(INSTRUCTION): Write out the full set of records exactly. Any pictures in them do not belong in the copy.

┌─ RECORDS SUPPLIED

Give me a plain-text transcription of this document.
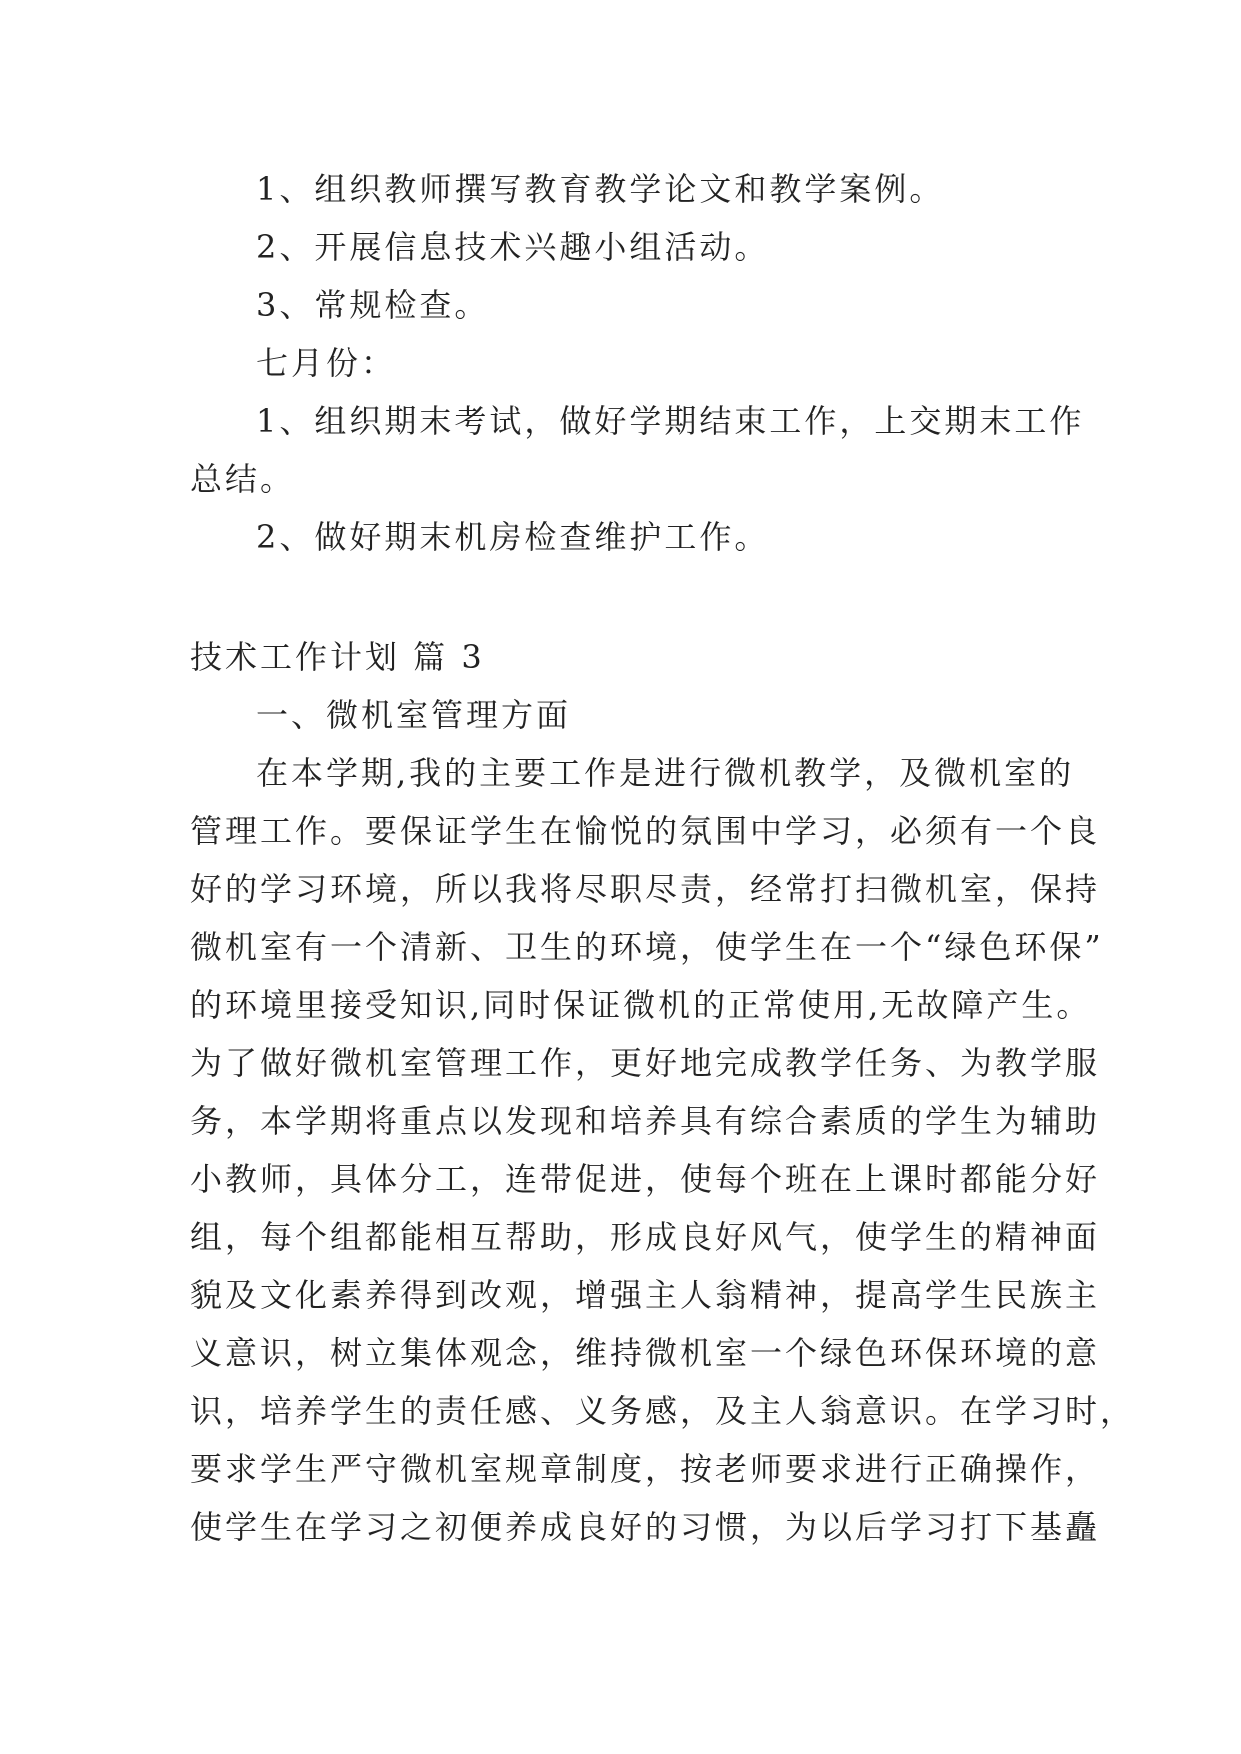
1、组织教师撰写教育教学论文和教学案例。

2、开展信息技术兴趣小组活动。

3、常规检查。

七月份：

1、组织期末考试，做好学期结束工作，上交期末工作

总结。

2、做好期末机房检查维护工作。

技术工作计划 篇 3

一、微机室管理方面

在本学期,我的主要工作是进行微机教学，及微机室的

管理工作。要保证学生在愉悦的氛围中学习，必须有一个良

好的学习环境，所以我将尽职尽责，经常打扫微机室，保持

微机室有一个清新、卫生的环境，使学生在一个“绿色环保”

的环境里接受知识,同时保证微机的正常使用,无故障产生。

为了做好微机室管理工作，更好地完成教学任务、为教学服

务，本学期将重点以发现和培养具有综合素质的学生为辅助

小教师，具体分工，连带促进，使每个班在上课时都能分好

组，每个组都能相互帮助，形成良好风气，使学生的精神面

貌及文化素养得到改观，增强主人翁精神，提高学生民族主

义意识，树立集体观念，维持微机室一个绿色环保环境的意

识，培养学生的责任感、义务感，及主人翁意识。在学习时，

要求学生严守微机室规章制度，按老师要求进行正确操作，

使学生在学习之初便养成良好的习惯，为以后学习打下基矗
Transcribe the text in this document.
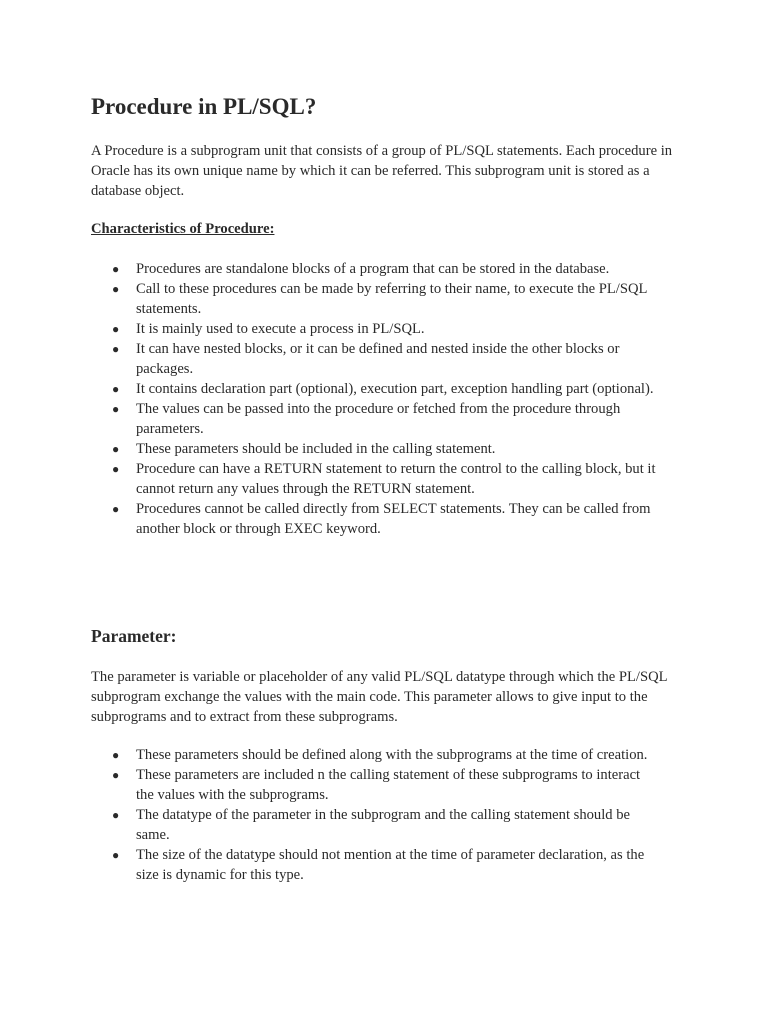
Procedure in PL/SQL?

A Procedure is a subprogram unit that consists of a group of PL/SQL statements. Each procedure in Oracle has its own unique name by which it can be referred. This subprogram unit is stored as a database object.

Characteristics of Procedure:
● Procedures are standalone blocks of a program that can be stored in the database.
● Call to these procedures can be made by referring to their name, to execute the PL/SQL statements.
● It is mainly used to execute a process in PL/SQL.
● It can have nested blocks, or it can be defined and nested inside the other blocks or packages.
● It contains declaration part (optional), execution part, exception handling part (optional).
● The values can be passed into the procedure or fetched from the procedure through parameters.
● These parameters should be included in the calling statement.
● Procedure can have a RETURN statement to return the control to the calling block, but it cannot return any values through the RETURN statement.
● Procedures cannot be called directly from SELECT statements. They can be called from another block or through EXEC keyword.
Parameter:

The parameter is variable or placeholder of any valid PL/SQL datatype through which the PL/SQL subprogram exchange the values with the main code. This parameter allows to give input to the subprograms and to extract from these subprograms.

● These parameters should be defined along with the subprograms at the time of creation.
● These parameters are included n the calling statement of these subprograms to interact the values with the subprograms.
● The datatype of the parameter in the subprogram and the calling statement should be same.
● The size of the datatype should not mention at the time of parameter declaration, as the size is dynamic for this type.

└─

(RESPONSE):
Give me a plain-text transcription of this document.
1、组织教师撰写教育教学论文和教学案例。

2、开展信息技术兴趣小组活动。

3、常规检查。

七月份：

1、组织期末考试，做好学期结束工作，上交期末工作

总结。

2、做好期末机房检查维护工作。

技术工作计划 篇 3

一、微机室管理方面

在本学期,我的主要工作是进行微机教学，及微机室的

管理工作。要保证学生在愉悦的氛围中学习，必须有一个良

好的学习环境，所以我将尽职尽责，经常打扫微机室，保持

微机室有一个清新、卫生的环境，使学生在一个“绿色环保”

的环境里接受知识,同时保证微机的正常使用,无故障产生。

为了做好微机室管理工作，更好地完成教学任务、为教学服

务，本学期将重点以发现和培养具有综合素质的学生为辅助

小教师，具体分工，连带促进，使每个班在上课时都能分好

组，每个组都能相互帮助，形成良好风气，使学生的精神面

貌及文化素养得到改观，增强主人翁精神，提高学生民族主

义意识，树立集体观念，维持微机室一个绿色环保环境的意

识，培养学生的责任感、义务感，及主人翁意识。在学习时，

要求学生严守微机室规章制度，按老师要求进行正确操作，

使学生在学习之初便养成良好的习惯，为以后学习打下基矗
Transcribe the text in this document.
Procedure in PL/SQL?

A Procedure is a subprogram unit that consists of a group of PL/SQL statements. Each procedure in Oracle has its own unique name by which it can be referred. This subprogram unit is stored as a database object.

Characteristics of Procedure:
● Procedures are standalone blocks of a program that can be stored in the database.
● Call to these procedures can be made by referring to their name, to execute the PL/SQL statements.
● It is mainly used to execute a process in PL/SQL.
● It can have nested blocks, or it can be defined and nested inside the other blocks or packages.
● It contains declaration part (optional), execution part, exception handling part (optional).
● The values can be passed into the procedure or fetched from the procedure through parameters.
● These parameters should be included in the calling statement.
● Procedure can have a RETURN statement to return the control to the calling block, but it cannot return any values through the RETURN statement.
● Procedures cannot be called directly from SELECT statements. They can be called from another block or through EXEC keyword.
Parameter:

The parameter is variable or placeholder of any valid PL/SQL datatype through which the PL/SQL subprogram exchange the values with the main code. This parameter allows to give input to the subprograms and to extract from these subprograms.

● These parameters should be defined along with the subprograms at the time of creation.
● These parameters are included n the calling statement of these subprograms to interact the values with the subprograms.
● The datatype of the parameter in the subprogram and the calling statement should be same.
● The size of the datatype should not mention at the time of parameter declaration, as the size is dynamic for this type.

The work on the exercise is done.